What the task asks: In the records that follow, show each line where the word "hours" is present.

>> Begin Raw data

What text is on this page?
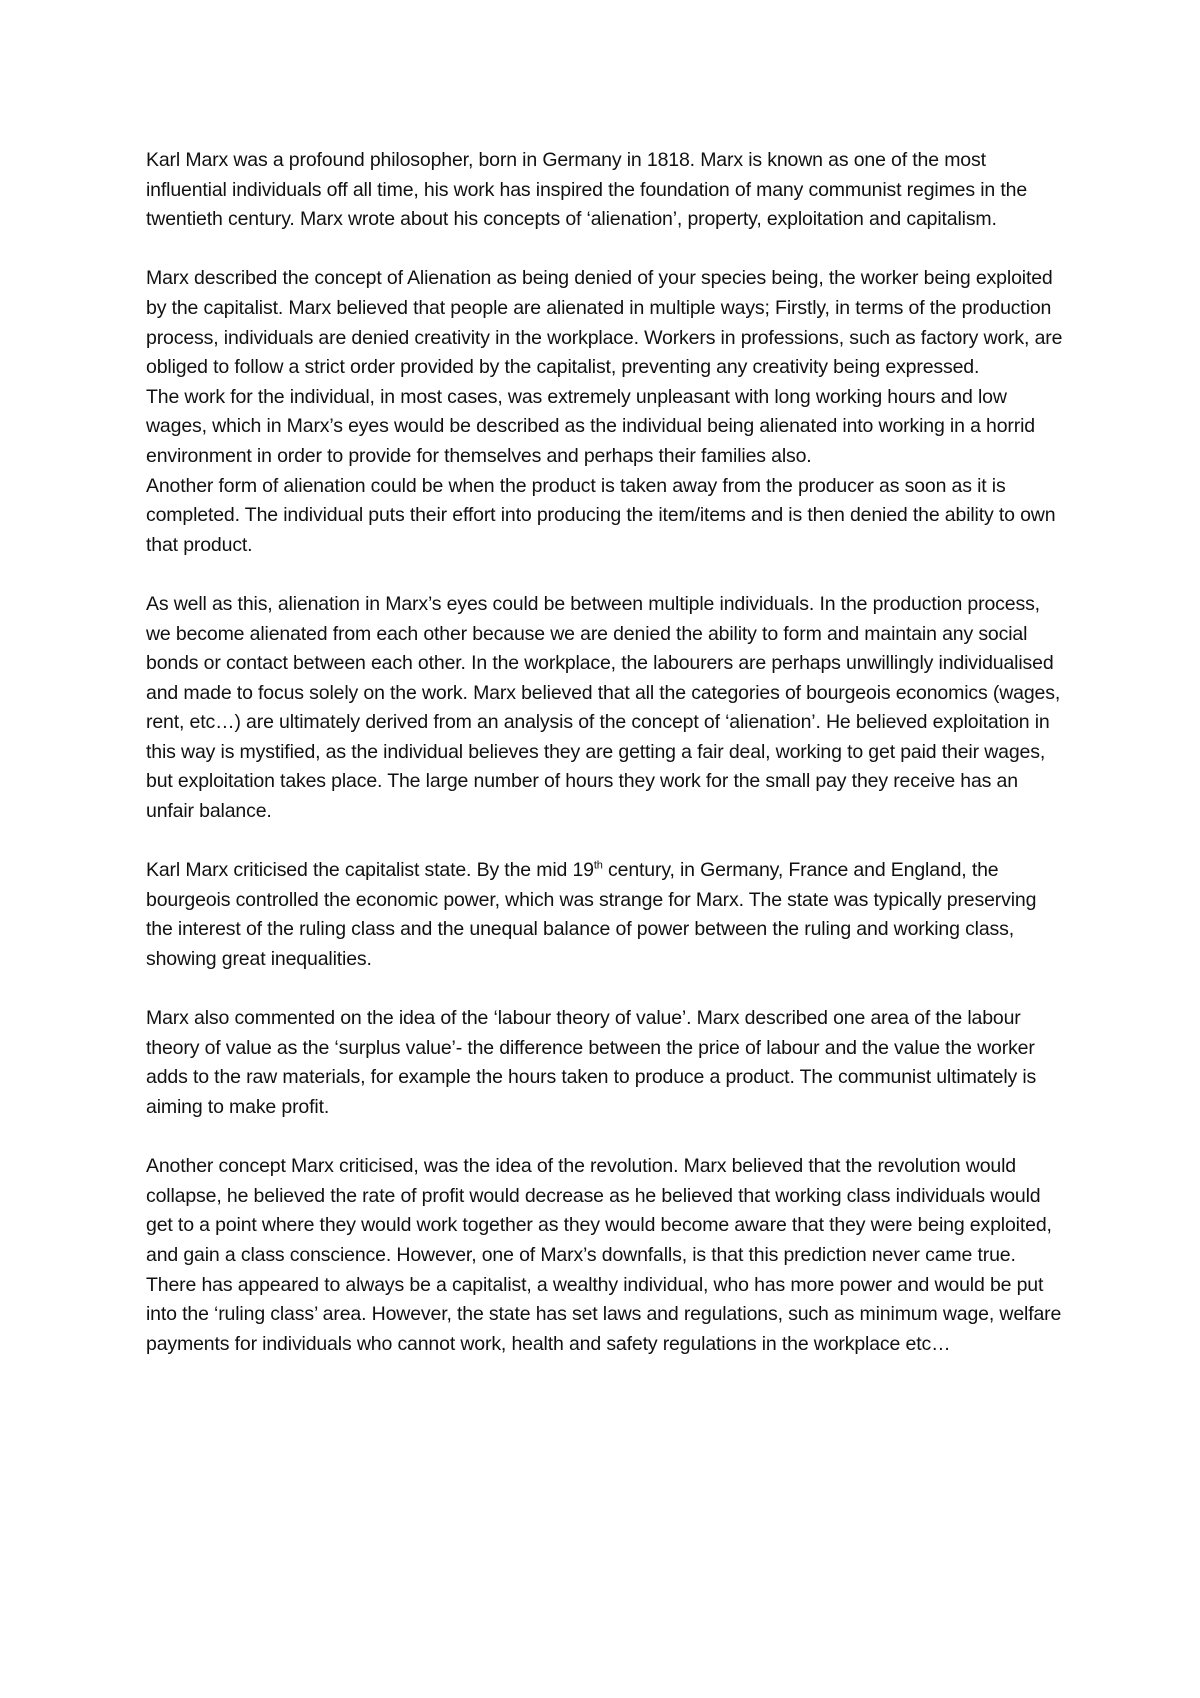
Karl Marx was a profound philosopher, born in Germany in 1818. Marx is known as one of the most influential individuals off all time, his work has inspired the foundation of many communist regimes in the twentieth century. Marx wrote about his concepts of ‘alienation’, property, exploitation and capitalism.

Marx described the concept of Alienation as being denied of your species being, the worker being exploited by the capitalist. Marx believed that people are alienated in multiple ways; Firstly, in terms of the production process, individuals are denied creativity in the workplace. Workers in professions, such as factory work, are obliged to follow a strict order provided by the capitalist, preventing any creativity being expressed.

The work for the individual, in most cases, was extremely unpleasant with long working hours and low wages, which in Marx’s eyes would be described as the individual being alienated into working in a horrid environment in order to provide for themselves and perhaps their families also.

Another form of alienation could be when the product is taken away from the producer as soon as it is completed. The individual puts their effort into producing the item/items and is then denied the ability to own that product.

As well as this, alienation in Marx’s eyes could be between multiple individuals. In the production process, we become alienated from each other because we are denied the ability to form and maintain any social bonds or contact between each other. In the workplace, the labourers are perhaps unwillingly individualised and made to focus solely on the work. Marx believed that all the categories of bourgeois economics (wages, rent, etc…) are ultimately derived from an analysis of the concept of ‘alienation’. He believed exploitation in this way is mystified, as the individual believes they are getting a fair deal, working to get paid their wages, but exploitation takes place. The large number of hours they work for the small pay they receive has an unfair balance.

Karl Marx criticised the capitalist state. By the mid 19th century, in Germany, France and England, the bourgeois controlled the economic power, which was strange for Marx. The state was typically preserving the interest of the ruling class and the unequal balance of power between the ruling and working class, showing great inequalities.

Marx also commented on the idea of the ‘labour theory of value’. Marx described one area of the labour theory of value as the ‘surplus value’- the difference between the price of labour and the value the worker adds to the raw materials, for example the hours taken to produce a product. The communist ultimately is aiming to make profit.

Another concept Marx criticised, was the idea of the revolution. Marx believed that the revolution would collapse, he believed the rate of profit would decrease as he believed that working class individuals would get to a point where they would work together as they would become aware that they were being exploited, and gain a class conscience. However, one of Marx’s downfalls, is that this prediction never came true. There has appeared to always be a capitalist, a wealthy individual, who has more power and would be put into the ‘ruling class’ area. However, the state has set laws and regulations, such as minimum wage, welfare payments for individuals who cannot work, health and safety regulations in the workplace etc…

>> End Raw data

The answer:
The work for the individual, in most cases, was extremely unpleasant with long working hours and low wages, which in Marx’s eyes would be described as the individual being alienated into working in a horrid environment in order to provide for themselves and perhaps their families also.
As well as this, alienation in Marx’s eyes could be between multiple individuals. In the production process, we become alienated from each other because we are denied the ability to form and maintain any social bonds or contact between each other. In the workplace, the labourers are perhaps unwillingly individualised and made to focus solely on the work. Marx believed that all the categories of bourgeois economics (wages, rent, etc…) are ultimately derived from an analysis of the concept of ‘alienation’. He believed exploitation in this way is mystified, as the individual believes they are getting a fair deal, working to get paid their wages, but exploitation takes place. The large number of hours they work for the small pay they receive has an unfair balance.
Marx also commented on the idea of the ‘labour theory of value’. Marx described one area of the labour theory of value as the ‘surplus value’- the difference between the price of labour and the value the worker adds to the raw materials, for example the hours taken to produce a product. The communist ultimately is aiming to make profit.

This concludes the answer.